● PROBLEM STATEMENT
Rewrite the listing below, changing "bounding boxes" to "box coordinates" wherever it appears and leaving every other word untouched.
┄┄┄┄┄┄
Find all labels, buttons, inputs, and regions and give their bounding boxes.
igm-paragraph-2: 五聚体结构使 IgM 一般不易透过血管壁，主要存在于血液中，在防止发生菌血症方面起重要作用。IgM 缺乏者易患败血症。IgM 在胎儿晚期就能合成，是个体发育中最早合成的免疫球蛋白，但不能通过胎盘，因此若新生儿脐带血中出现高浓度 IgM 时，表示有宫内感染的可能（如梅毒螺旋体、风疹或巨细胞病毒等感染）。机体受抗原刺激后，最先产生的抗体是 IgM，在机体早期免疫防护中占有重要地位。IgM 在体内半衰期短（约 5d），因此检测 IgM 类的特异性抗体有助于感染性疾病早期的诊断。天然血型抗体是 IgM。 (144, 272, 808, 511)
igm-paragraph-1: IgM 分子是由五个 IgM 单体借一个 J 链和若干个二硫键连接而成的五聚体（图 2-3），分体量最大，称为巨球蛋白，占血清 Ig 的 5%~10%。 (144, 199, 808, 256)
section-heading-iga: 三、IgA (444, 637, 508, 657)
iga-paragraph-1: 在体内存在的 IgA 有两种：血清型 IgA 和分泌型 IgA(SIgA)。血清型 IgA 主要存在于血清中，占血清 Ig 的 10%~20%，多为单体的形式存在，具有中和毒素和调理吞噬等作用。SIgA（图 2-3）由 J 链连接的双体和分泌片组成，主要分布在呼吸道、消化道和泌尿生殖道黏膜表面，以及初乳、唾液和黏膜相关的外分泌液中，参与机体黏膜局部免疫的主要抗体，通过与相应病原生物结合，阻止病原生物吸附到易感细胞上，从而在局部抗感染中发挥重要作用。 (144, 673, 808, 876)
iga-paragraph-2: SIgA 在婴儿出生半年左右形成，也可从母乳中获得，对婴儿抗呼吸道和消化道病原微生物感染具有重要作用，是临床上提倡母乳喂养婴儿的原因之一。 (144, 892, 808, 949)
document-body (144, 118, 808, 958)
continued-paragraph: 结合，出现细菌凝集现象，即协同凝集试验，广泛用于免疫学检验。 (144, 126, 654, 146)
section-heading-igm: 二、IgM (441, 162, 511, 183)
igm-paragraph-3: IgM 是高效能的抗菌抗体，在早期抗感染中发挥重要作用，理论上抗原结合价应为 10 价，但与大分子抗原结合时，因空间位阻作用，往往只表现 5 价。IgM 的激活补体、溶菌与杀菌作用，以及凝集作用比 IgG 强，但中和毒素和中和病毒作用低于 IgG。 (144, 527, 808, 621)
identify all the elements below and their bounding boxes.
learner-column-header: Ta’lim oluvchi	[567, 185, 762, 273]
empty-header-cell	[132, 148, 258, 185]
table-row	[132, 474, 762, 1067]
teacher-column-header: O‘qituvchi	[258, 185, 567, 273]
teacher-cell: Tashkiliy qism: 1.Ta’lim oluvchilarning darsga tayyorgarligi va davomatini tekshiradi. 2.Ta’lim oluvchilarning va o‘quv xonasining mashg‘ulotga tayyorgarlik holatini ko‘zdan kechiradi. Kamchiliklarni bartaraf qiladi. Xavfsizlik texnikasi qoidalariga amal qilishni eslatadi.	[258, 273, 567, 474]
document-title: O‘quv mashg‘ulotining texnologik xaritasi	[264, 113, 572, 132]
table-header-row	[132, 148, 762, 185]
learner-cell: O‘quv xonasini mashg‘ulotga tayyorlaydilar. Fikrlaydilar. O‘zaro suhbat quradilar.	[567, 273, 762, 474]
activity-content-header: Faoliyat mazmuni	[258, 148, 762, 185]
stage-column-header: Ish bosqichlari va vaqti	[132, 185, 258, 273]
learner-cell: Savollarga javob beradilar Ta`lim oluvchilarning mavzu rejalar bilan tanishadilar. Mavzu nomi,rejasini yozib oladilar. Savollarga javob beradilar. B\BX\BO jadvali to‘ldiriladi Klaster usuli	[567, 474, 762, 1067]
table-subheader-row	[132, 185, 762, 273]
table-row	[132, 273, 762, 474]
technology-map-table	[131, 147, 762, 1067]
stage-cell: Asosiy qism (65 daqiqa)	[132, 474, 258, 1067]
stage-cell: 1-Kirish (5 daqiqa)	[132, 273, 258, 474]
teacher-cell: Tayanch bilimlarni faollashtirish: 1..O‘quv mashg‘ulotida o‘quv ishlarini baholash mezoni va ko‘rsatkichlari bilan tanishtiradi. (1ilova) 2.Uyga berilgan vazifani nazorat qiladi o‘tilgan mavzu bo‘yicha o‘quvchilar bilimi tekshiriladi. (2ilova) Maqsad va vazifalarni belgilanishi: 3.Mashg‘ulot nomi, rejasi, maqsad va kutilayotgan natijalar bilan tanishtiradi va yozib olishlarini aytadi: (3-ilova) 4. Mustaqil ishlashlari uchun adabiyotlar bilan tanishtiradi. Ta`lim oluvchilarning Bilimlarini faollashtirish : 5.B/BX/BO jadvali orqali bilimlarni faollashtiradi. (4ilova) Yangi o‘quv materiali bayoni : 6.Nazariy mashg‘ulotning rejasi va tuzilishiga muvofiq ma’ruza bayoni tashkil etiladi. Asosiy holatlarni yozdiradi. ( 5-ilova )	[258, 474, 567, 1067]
┄┄┄┄┄┄
● TASK SOLUTION
Find all labels, buttons, inputs, and regions and give their box coordinates.
igm-paragraph-2: 五聚体结构使 IgM 一般不易透过血管壁，主要存在于血液中，在防止发生菌血症方面起重要作用。IgM 缺乏者易患败血症。IgM 在胎儿晚期就能合成，是个体发育中最早合成的免疫球蛋白，但不能通过胎盘，因此若新生儿脐带血中出现高浓度 IgM 时，表示有宫内感染的可能（如梅毒螺旋体、风疹或巨细胞病毒等感染）。机体受抗原刺激后，最先产生的抗体是 IgM，在机体早期免疫防护中占有重要地位。IgM 在体内半衰期短（约 5d），因此检测 IgM 类的特异性抗体有助于感染性疾病早期的诊断。天然血型抗体是 IgM。 (144, 272, 808, 511)
igm-paragraph-1: IgM 分子是由五个 IgM 单体借一个 J 链和若干个二硫键连接而成的五聚体（图 2-3），分体量最大，称为巨球蛋白，占血清 Ig 的 5%~10%。 (144, 199, 808, 256)
section-heading-iga: 三、IgA (444, 637, 508, 657)
iga-paragraph-1: 在体内存在的 IgA 有两种：血清型 IgA 和分泌型 IgA(SIgA)。血清型 IgA 主要存在于血清中，占血清 Ig 的 10%~20%，多为单体的形式存在，具有中和毒素和调理吞噬等作用。SIgA（图 2-3）由 J 链连接的双体和分泌片组成，主要分布在呼吸道、消化道和泌尿生殖道黏膜表面，以及初乳、唾液和黏膜相关的外分泌液中，参与机体黏膜局部免疫的主要抗体，通过与相应病原生物结合，阻止病原生物吸附到易感细胞上，从而在局部抗感染中发挥重要作用。 (144, 673, 808, 876)
iga-paragraph-2: SIgA 在婴儿出生半年左右形成，也可从母乳中获得，对婴儿抗呼吸道和消化道病原微生物感染具有重要作用，是临床上提倡母乳喂养婴儿的原因之一。 (144, 892, 808, 949)
document-body (144, 118, 808, 958)
continued-paragraph: 结合，出现细菌凝集现象，即协同凝集试验，广泛用于免疫学检验。 (144, 126, 654, 146)
section-heading-igm: 二、IgM (441, 162, 511, 183)
igm-paragraph-3: IgM 是高效能的抗菌抗体，在早期抗感染中发挥重要作用，理论上抗原结合价应为 10 价，但与大分子抗原结合时，因空间位阻作用，往往只表现 5 价。IgM 的激活补体、溶菌与杀菌作用，以及凝集作用比 IgG 强，但中和毒素和中和病毒作用低于 IgG。 (144, 527, 808, 621)
identify all the elements below and their box coordinates.
learner-column-header: Ta’lim oluvchi	[567, 185, 762, 273]
empty-header-cell	[132, 148, 258, 185]
table-row	[132, 474, 762, 1067]
teacher-column-header: O‘qituvchi	[258, 185, 567, 273]
teacher-cell: Tashkiliy qism: 1.Ta’lim oluvchilarning darsga tayyorgarligi va davomatini tekshiradi. 2.Ta’lim oluvchilarning va o‘quv xonasining mashg‘ulotga tayyorgarlik holatini ko‘zdan kechiradi. Kamchiliklarni bartaraf qiladi. Xavfsizlik texnikasi qoidalariga amal qilishni eslatadi.	[258, 273, 567, 474]
document-title: O‘quv mashg‘ulotining texnologik xaritasi	[264, 113, 572, 132]
table-header-row	[132, 148, 762, 185]
learner-cell: O‘quv xonasini mashg‘ulotga tayyorlaydilar. Fikrlaydilar. O‘zaro suhbat quradilar.	[567, 273, 762, 474]
activity-content-header: Faoliyat mazmuni	[258, 148, 762, 185]
stage-column-header: Ish bosqichlari va vaqti	[132, 185, 258, 273]
learner-cell: Savollarga javob beradilar Ta`lim oluvchilarning mavzu rejalar bilan tanishadilar. Mavzu nomi,rejasini yozib oladilar. Savollarga javob beradilar. B\BX\BO jadvali to‘ldiriladi Klaster usuli	[567, 474, 762, 1067]
table-subheader-row	[132, 185, 762, 273]
table-row	[132, 273, 762, 474]
technology-map-table	[131, 147, 762, 1067]
stage-cell: Asosiy qism (65 daqiqa)	[132, 474, 258, 1067]
stage-cell: 1-Kirish (5 daqiqa)	[132, 273, 258, 474]
teacher-cell: Tayanch bilimlarni faollashtirish: 1..O‘quv mashg‘ulotida o‘quv ishlarini baholash mezoni va ko‘rsatkichlari bilan tanishtiradi. (1ilova) 2.Uyga berilgan vazifani nazorat qiladi o‘tilgan mavzu bo‘yicha o‘quvchilar bilimi tekshiriladi. (2ilova) Maqsad va vazifalarni belgilanishi: 3.Mashg‘ulot nomi, rejasi, maqsad va kutilayotgan natijalar bilan tanishtiradi va yozib olishlarini aytadi: (3-ilova) 4. Mustaqil ishlashlari uchun adabiyotlar bilan tanishtiradi. Ta`lim oluvchilarning Bilimlarini faollashtirish : 5.B/BX/BO jadvali orqali bilimlarni faollashtiradi. (4ilova) Yangi o‘quv materiali bayoni : 6.Nazariy mashg‘ulotning rejasi va tuzilishiga muvofiq ma’ruza bayoni tashkil etiladi. Asosiy holatlarni yozdiradi. ( 5-ilova )	[258, 474, 567, 1067]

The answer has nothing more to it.